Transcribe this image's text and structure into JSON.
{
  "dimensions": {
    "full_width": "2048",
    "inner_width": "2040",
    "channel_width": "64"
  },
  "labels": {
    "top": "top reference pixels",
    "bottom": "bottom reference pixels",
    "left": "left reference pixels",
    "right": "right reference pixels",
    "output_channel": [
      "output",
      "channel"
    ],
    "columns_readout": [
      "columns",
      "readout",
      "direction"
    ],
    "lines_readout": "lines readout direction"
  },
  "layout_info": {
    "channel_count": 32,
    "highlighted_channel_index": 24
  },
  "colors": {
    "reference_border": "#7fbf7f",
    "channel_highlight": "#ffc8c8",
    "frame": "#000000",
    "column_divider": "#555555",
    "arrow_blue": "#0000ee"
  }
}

◆ ◆ ◆ ◆ ◆

• Task objective: Take each line containing the string "pixels" and copy it out.

• Expected answer:
    "top": "top reference pixels",
    "bottom": "bottom reference pixels",
    "left": "left reference pixels",
    "right": "right reference pixels",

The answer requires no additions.